■ Given data
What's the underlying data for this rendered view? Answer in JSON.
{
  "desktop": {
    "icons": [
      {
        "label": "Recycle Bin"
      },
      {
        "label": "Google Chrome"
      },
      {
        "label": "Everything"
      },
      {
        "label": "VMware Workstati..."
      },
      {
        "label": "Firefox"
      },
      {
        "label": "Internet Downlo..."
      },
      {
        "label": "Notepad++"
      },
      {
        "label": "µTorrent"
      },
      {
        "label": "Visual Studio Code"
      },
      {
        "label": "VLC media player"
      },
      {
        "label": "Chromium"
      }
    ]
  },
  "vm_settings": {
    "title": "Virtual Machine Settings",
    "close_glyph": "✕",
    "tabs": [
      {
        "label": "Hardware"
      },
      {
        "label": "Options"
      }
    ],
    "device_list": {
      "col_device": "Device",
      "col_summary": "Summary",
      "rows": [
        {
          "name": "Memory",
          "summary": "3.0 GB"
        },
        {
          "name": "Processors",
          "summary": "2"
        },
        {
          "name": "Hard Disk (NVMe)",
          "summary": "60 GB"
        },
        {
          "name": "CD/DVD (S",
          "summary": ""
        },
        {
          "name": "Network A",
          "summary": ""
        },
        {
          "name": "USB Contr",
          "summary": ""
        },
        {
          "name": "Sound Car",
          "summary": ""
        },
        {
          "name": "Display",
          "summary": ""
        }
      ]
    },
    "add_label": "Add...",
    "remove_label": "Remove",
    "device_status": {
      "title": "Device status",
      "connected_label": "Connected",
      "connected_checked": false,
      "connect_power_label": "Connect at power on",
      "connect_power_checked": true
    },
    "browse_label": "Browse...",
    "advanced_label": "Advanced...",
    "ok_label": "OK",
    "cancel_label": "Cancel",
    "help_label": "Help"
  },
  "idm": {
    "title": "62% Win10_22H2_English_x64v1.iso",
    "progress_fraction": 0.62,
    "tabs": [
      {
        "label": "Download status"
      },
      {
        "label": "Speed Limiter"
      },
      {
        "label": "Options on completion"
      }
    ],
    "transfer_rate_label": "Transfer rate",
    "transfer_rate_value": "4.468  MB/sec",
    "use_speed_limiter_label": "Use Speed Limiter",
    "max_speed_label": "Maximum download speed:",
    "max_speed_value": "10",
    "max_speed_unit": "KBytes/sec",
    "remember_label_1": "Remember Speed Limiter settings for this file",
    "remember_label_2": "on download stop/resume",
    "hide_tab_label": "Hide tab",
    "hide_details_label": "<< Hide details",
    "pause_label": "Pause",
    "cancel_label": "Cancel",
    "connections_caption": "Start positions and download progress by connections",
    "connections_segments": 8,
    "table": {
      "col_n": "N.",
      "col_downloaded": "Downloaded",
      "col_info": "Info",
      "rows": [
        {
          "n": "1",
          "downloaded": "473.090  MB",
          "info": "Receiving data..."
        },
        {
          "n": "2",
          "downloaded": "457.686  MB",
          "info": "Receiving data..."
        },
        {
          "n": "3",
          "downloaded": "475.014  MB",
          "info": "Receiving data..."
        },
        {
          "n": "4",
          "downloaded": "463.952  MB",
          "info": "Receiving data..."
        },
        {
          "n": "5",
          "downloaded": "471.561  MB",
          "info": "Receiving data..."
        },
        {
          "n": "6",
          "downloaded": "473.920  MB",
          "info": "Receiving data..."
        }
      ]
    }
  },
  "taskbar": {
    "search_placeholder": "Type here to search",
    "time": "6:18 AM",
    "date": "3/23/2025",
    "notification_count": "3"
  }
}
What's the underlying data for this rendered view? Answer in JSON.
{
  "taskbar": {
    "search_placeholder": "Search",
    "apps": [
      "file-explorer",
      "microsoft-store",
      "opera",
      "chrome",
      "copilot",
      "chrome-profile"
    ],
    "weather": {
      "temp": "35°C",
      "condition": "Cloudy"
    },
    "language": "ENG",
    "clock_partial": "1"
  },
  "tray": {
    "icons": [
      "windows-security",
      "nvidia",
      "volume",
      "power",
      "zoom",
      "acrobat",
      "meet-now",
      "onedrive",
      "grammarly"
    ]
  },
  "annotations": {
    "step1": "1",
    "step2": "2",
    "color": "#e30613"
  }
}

■ Required task
Output each entry precisely as given.

■ Correct result
What's the underlying data for this rendered view? Answer in JSON.
{
  "desktop": {
    "icons": [
      {
        "label": "Recycle Bin"
      },
      {
        "label": "Google Chrome"
      },
      {
        "label": "Everything"
      },
      {
        "label": "VMware Workstati..."
      },
      {
        "label": "Firefox"
      },
      {
        "label": "Internet Downlo..."
      },
      {
        "label": "Notepad++"
      },
      {
        "label": "µTorrent"
      },
      {
        "label": "Visual Studio Code"
      },
      {
        "label": "VLC media player"
      },
      {
        "label": "Chromium"
      }
    ]
  },
  "vm_settings": {
    "title": "Virtual Machine Settings",
    "close_glyph": "✕",
    "tabs": [
      {
        "label": "Hardware"
      },
      {
        "label": "Options"
      }
    ],
    "device_list": {
      "col_device": "Device",
      "col_summary": "Summary",
      "rows": [
        {
          "name": "Memory",
          "summary": "3.0 GB"
        },
        {
          "name": "Processors",
          "summary": "2"
        },
        {
          "name": "Hard Disk (NVMe)",
          "summary": "60 GB"
        },
        {
          "name": "CD/DVD (S",
          "summary": ""
        },
        {
          "name": "Network A",
          "summary": ""
        },
        {
          "name": "USB Contr",
          "summary": ""
        },
        {
          "name": "Sound Car",
          "summary": ""
        },
        {
          "name": "Display",
          "summary": ""
        }
      ]
    },
    "add_label": "Add...",
    "remove_label": "Remove",
    "device_status": {
      "title": "Device status",
      "connected_label": "Connected",
      "connected_checked": false,
      "connect_power_label": "Connect at power on",
      "connect_power_checked": true
    },
    "browse_label": "Browse...",
    "advanced_label": "Advanced...",
    "ok_label": "OK",
    "cancel_label": "Cancel",
    "help_label": "Help"
  },
  "idm": {
    "title": "62% Win10_22H2_English_x64v1.iso",
    "progress_fraction": 0.62,
    "tabs": [
      {
        "label": "Download status"
      },
      {
        "label": "Speed Limiter"
      },
      {
        "label": "Options on completion"
      }
    ],
    "transfer_rate_label": "Transfer rate",
    "transfer_rate_value": "4.468  MB/sec",
    "use_speed_limiter_label": "Use Speed Limiter",
    "max_speed_label": "Maximum download speed:",
    "max_speed_value": "10",
    "max_speed_unit": "KBytes/sec",
    "remember_label_1": "Remember Speed Limiter settings for this file",
    "remember_label_2": "on download stop/resume",
    "hide_tab_label": "Hide tab",
    "hide_details_label": "<< Hide details",
    "pause_label": "Pause",
    "cancel_label": "Cancel",
    "connections_caption": "Start positions and download progress by connections",
    "connections_segments": 8,
    "table": {
      "col_n": "N.",
      "col_downloaded": "Downloaded",
      "col_info": "Info",
      "rows": [
        {
          "n": "1",
          "downloaded": "473.090  MB",
          "info": "Receiving data..."
        },
        {
          "n": "2",
          "downloaded": "457.686  MB",
          "info": "Receiving data..."
        },
        {
          "n": "3",
          "downloaded": "475.014  MB",
          "info": "Receiving data..."
        },
        {
          "n": "4",
          "downloaded": "463.952  MB",
          "info": "Receiving data..."
        },
        {
          "n": "5",
          "downloaded": "471.561  MB",
          "info": "Receiving data..."
        },
        {
          "n": "6",
          "downloaded": "473.920  MB",
          "info": "Receiving data..."
        }
      ]
    }
  },
  "taskbar": {
    "search_placeholder": "Type here to search",
    "time": "6:18 AM",
    "date": "3/23/2025",
    "notification_count": "3"
  }
}
What's the underlying data for this rendered view? Answer in JSON.
{
  "taskbar": {
    "search_placeholder": "Search",
    "apps": [
      "file-explorer",
      "microsoft-store",
      "opera",
      "chrome",
      "copilot",
      "chrome-profile"
    ],
    "weather": {
      "temp": "35°C",
      "condition": "Cloudy"
    },
    "language": "ENG",
    "clock_partial": "1"
  },
  "tray": {
    "icons": [
      "windows-security",
      "nvidia",
      "volume",
      "power",
      "zoom",
      "acrobat",
      "meet-now",
      "onedrive",
      "grammarly"
    ]
  },
  "annotations": {
    "step1": "1",
    "step2": "2",
    "color": "#e30613"
  }
}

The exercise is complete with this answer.